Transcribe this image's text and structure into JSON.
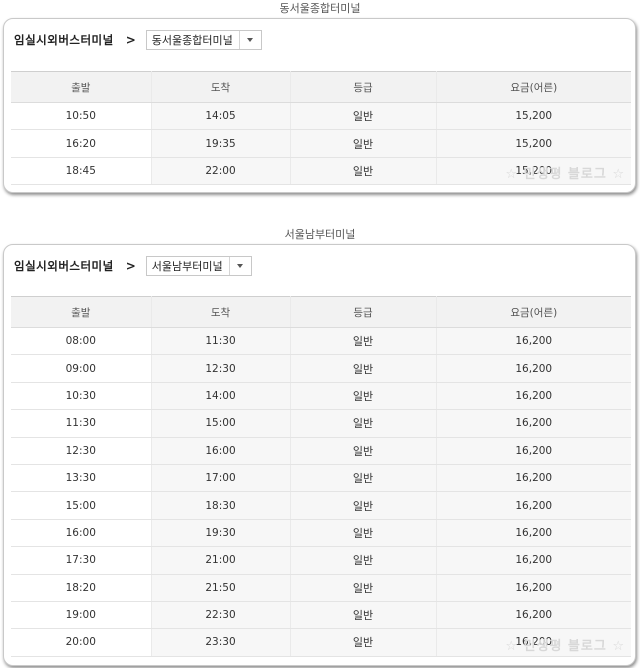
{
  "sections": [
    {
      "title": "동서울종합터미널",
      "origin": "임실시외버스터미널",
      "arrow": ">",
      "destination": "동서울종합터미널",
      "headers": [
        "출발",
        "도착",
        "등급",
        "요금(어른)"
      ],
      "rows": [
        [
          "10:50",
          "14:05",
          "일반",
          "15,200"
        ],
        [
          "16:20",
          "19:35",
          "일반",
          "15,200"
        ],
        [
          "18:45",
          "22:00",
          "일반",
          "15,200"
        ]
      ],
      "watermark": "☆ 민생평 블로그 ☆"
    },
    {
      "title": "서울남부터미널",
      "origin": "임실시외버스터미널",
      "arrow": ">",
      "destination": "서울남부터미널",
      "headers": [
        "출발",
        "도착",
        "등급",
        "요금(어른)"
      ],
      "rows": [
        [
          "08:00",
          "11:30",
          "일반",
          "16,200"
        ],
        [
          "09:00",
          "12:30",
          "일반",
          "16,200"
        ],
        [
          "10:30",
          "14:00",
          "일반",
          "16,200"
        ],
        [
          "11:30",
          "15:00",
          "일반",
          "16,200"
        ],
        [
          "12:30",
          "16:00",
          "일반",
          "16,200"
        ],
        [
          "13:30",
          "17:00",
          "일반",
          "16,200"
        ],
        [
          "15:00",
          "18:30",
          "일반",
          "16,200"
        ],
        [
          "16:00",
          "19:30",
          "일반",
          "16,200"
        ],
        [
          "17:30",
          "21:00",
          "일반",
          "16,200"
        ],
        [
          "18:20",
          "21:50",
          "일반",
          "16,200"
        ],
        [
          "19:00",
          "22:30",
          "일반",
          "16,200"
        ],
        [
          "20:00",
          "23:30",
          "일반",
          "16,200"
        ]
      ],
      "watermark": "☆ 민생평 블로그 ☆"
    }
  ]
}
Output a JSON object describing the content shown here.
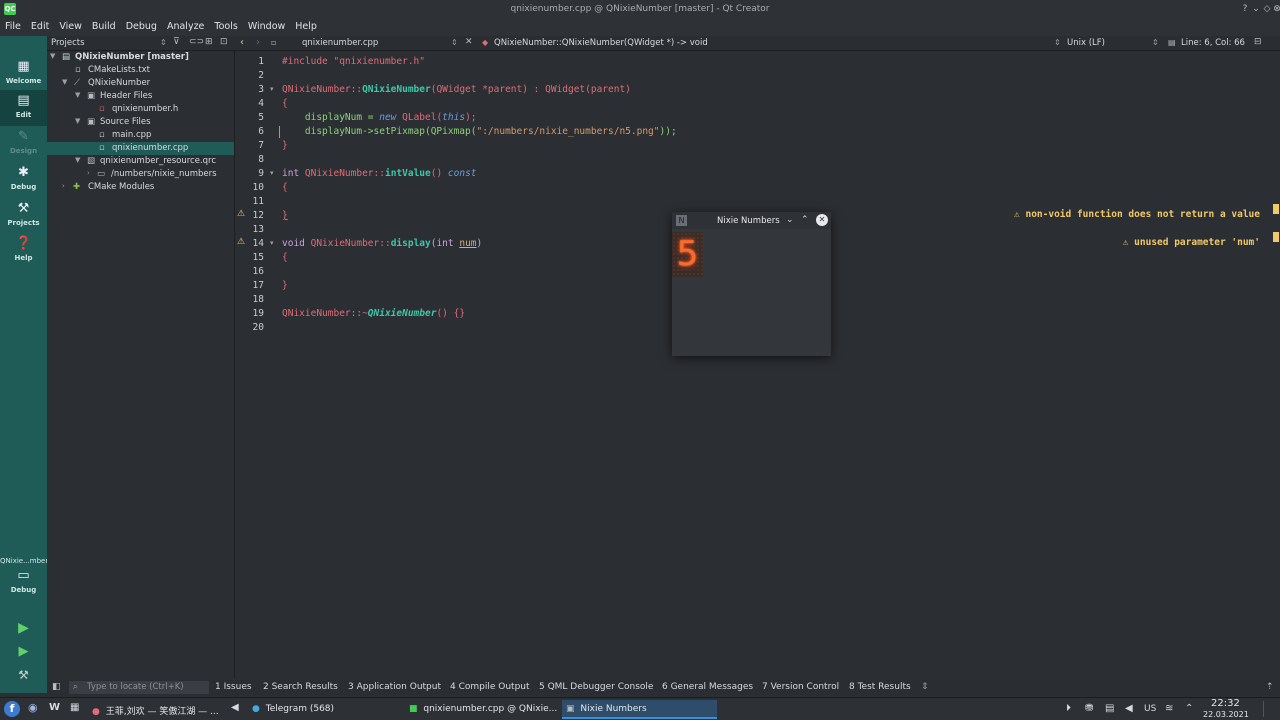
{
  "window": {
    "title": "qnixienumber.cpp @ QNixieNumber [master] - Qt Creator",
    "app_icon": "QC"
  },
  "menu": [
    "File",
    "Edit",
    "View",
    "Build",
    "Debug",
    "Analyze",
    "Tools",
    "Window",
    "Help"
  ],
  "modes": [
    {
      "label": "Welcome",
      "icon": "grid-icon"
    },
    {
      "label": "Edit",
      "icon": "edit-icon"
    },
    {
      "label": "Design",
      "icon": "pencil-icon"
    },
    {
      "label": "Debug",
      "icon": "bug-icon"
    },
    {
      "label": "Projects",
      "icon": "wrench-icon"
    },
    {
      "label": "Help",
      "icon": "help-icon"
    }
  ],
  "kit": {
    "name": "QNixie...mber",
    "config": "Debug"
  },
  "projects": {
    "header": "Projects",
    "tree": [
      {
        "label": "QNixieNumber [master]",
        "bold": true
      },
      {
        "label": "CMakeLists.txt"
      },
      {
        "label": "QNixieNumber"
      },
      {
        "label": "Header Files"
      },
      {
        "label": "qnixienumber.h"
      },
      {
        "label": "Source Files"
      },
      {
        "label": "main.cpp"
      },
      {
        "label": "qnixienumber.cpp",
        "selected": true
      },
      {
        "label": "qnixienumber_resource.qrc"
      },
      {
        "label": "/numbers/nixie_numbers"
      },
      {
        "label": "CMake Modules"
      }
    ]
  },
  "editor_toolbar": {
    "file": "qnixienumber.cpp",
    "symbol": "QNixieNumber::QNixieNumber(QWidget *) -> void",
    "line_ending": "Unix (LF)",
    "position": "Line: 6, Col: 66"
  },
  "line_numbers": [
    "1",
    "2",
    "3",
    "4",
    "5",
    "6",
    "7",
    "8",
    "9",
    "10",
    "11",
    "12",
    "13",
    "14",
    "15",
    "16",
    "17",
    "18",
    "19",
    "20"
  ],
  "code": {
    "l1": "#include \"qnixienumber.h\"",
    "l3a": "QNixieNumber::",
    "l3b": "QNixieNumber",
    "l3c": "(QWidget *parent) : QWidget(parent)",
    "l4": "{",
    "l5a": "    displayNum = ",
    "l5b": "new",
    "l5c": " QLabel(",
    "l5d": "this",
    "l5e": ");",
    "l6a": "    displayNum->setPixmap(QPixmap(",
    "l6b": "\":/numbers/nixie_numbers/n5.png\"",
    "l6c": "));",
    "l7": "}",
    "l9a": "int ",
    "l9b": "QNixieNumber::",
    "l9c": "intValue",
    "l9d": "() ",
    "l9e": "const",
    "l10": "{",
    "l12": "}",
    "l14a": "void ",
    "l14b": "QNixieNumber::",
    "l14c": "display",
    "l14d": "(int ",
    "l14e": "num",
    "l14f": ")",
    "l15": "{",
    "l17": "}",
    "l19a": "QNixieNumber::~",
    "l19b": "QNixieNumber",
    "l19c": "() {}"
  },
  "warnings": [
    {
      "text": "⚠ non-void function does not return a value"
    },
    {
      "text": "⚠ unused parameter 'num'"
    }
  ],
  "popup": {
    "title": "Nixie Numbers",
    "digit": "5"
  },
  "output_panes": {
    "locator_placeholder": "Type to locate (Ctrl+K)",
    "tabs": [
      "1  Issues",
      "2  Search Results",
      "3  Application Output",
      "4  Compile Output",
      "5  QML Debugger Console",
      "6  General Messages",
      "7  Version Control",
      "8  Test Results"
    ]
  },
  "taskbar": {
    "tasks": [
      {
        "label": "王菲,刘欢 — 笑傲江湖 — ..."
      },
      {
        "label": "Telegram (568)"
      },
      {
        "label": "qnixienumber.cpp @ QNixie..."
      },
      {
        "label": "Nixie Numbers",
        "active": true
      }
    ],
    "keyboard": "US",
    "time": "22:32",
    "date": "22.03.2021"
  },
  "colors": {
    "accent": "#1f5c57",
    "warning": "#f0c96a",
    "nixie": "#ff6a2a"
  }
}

+-------+

THE EXERCISE - Exactly reproduce the entries above, minus the pictures.

RESPONSE TO THIS EXERCISE -
Transcribe this image's text and structure into JSON.
{
  "sections": [
    {
      "title": "동서울종합터미널",
      "origin": "임실시외버스터미널",
      "arrow": ">",
      "destination": "동서울종합터미널",
      "headers": [
        "출발",
        "도착",
        "등급",
        "요금(어른)"
      ],
      "rows": [
        [
          "10:50",
          "14:05",
          "일반",
          "15,200"
        ],
        [
          "16:20",
          "19:35",
          "일반",
          "15,200"
        ],
        [
          "18:45",
          "22:00",
          "일반",
          "15,200"
        ]
      ],
      "watermark": "☆ 민생평 블로그 ☆"
    },
    {
      "title": "서울남부터미널",
      "origin": "임실시외버스터미널",
      "arrow": ">",
      "destination": "서울남부터미널",
      "headers": [
        "출발",
        "도착",
        "등급",
        "요금(어른)"
      ],
      "rows": [
        [
          "08:00",
          "11:30",
          "일반",
          "16,200"
        ],
        [
          "09:00",
          "12:30",
          "일반",
          "16,200"
        ],
        [
          "10:30",
          "14:00",
          "일반",
          "16,200"
        ],
        [
          "11:30",
          "15:00",
          "일반",
          "16,200"
        ],
        [
          "12:30",
          "16:00",
          "일반",
          "16,200"
        ],
        [
          "13:30",
          "17:00",
          "일반",
          "16,200"
        ],
        [
          "15:00",
          "18:30",
          "일반",
          "16,200"
        ],
        [
          "16:00",
          "19:30",
          "일반",
          "16,200"
        ],
        [
          "17:30",
          "21:00",
          "일반",
          "16,200"
        ],
        [
          "18:20",
          "21:50",
          "일반",
          "16,200"
        ],
        [
          "19:00",
          "22:30",
          "일반",
          "16,200"
        ],
        [
          "20:00",
          "23:30",
          "일반",
          "16,200"
        ]
      ],
      "watermark": "☆ 민생평 블로그 ☆"
    }
  ]
}
Output a JSON object describing the content shown here.
{
  "window": {
    "title": "qnixienumber.cpp @ QNixieNumber [master] - Qt Creator",
    "app_icon": "QC"
  },
  "menu": [
    "File",
    "Edit",
    "View",
    "Build",
    "Debug",
    "Analyze",
    "Tools",
    "Window",
    "Help"
  ],
  "modes": [
    {
      "label": "Welcome",
      "icon": "grid-icon"
    },
    {
      "label": "Edit",
      "icon": "edit-icon"
    },
    {
      "label": "Design",
      "icon": "pencil-icon"
    },
    {
      "label": "Debug",
      "icon": "bug-icon"
    },
    {
      "label": "Projects",
      "icon": "wrench-icon"
    },
    {
      "label": "Help",
      "icon": "help-icon"
    }
  ],
  "kit": {
    "name": "QNixie...mber",
    "config": "Debug"
  },
  "projects": {
    "header": "Projects",
    "tree": [
      {
        "label": "QNixieNumber [master]",
        "bold": true
      },
      {
        "label": "CMakeLists.txt"
      },
      {
        "label": "QNixieNumber"
      },
      {
        "label": "Header Files"
      },
      {
        "label": "qnixienumber.h"
      },
      {
        "label": "Source Files"
      },
      {
        "label": "main.cpp"
      },
      {
        "label": "qnixienumber.cpp",
        "selected": true
      },
      {
        "label": "qnixienumber_resource.qrc"
      },
      {
        "label": "/numbers/nixie_numbers"
      },
      {
        "label": "CMake Modules"
      }
    ]
  },
  "editor_toolbar": {
    "file": "qnixienumber.cpp",
    "symbol": "QNixieNumber::QNixieNumber(QWidget *) -> void",
    "line_ending": "Unix (LF)",
    "position": "Line: 6, Col: 66"
  },
  "line_numbers": [
    "1",
    "2",
    "3",
    "4",
    "5",
    "6",
    "7",
    "8",
    "9",
    "10",
    "11",
    "12",
    "13",
    "14",
    "15",
    "16",
    "17",
    "18",
    "19",
    "20"
  ],
  "code": {
    "l1": "#include \"qnixienumber.h\"",
    "l3a": "QNixieNumber::",
    "l3b": "QNixieNumber",
    "l3c": "(QWidget *parent) : QWidget(parent)",
    "l4": "{",
    "l5a": "    displayNum = ",
    "l5b": "new",
    "l5c": " QLabel(",
    "l5d": "this",
    "l5e": ");",
    "l6a": "    displayNum->setPixmap(QPixmap(",
    "l6b": "\":/numbers/nixie_numbers/n5.png\"",
    "l6c": "));",
    "l7": "}",
    "l9a": "int ",
    "l9b": "QNixieNumber::",
    "l9c": "intValue",
    "l9d": "() ",
    "l9e": "const",
    "l10": "{",
    "l12": "}",
    "l14a": "void ",
    "l14b": "QNixieNumber::",
    "l14c": "display",
    "l14d": "(int ",
    "l14e": "num",
    "l14f": ")",
    "l15": "{",
    "l17": "}",
    "l19a": "QNixieNumber::~",
    "l19b": "QNixieNumber",
    "l19c": "() {}"
  },
  "warnings": [
    {
      "text": "⚠ non-void function does not return a value"
    },
    {
      "text": "⚠ unused parameter 'num'"
    }
  ],
  "popup": {
    "title": "Nixie Numbers",
    "digit": "5"
  },
  "output_panes": {
    "locator_placeholder": "Type to locate (Ctrl+K)",
    "tabs": [
      "1  Issues",
      "2  Search Results",
      "3  Application Output",
      "4  Compile Output",
      "5  QML Debugger Console",
      "6  General Messages",
      "7  Version Control",
      "8  Test Results"
    ]
  },
  "taskbar": {
    "tasks": [
      {
        "label": "王菲,刘欢 — 笑傲江湖 — ..."
      },
      {
        "label": "Telegram (568)"
      },
      {
        "label": "qnixienumber.cpp @ QNixie..."
      },
      {
        "label": "Nixie Numbers",
        "active": true
      }
    ],
    "keyboard": "US",
    "time": "22:32",
    "date": "22.03.2021"
  },
  "colors": {
    "accent": "#1f5c57",
    "warning": "#f0c96a",
    "nixie": "#ff6a2a"
  }
}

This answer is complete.